§ **Objective**:
Reproduce every line in the listing that contains the word "circle".

____________

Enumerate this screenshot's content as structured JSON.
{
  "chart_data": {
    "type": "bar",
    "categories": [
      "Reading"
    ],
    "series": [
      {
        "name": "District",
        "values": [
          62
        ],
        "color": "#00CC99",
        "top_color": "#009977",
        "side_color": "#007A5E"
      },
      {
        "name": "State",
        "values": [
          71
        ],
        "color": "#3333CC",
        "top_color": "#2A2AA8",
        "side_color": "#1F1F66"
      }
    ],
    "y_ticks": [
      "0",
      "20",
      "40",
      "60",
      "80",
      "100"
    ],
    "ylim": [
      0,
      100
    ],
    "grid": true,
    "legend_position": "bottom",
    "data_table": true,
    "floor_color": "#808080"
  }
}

____________

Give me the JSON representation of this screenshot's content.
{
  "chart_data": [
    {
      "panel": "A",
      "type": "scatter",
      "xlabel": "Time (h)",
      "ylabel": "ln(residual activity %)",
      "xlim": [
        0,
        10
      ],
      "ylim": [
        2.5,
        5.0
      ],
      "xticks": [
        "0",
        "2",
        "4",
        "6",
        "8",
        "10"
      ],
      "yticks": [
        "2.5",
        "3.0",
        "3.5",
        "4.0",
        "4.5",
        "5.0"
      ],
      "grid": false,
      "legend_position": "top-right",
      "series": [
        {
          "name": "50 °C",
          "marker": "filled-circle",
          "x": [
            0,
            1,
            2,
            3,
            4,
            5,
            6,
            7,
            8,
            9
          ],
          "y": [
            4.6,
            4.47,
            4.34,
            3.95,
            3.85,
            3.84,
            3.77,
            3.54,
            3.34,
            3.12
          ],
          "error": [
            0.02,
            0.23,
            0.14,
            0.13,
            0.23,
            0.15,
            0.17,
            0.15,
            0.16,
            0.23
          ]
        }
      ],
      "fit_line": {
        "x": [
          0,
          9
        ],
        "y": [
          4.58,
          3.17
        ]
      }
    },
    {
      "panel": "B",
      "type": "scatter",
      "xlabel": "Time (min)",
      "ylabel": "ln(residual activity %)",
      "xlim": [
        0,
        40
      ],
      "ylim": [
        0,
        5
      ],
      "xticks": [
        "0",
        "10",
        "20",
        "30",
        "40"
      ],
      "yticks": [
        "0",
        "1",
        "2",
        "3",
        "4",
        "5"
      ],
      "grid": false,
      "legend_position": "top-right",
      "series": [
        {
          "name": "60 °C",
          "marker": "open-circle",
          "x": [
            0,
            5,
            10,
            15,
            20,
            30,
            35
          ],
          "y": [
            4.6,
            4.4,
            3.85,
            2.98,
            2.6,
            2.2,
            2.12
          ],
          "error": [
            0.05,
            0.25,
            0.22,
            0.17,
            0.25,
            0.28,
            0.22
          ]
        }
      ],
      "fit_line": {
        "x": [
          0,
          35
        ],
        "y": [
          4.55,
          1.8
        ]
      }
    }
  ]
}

____________

§ **Output for this task**:
          "marker": "filled-circle",
          "marker": "open-circle",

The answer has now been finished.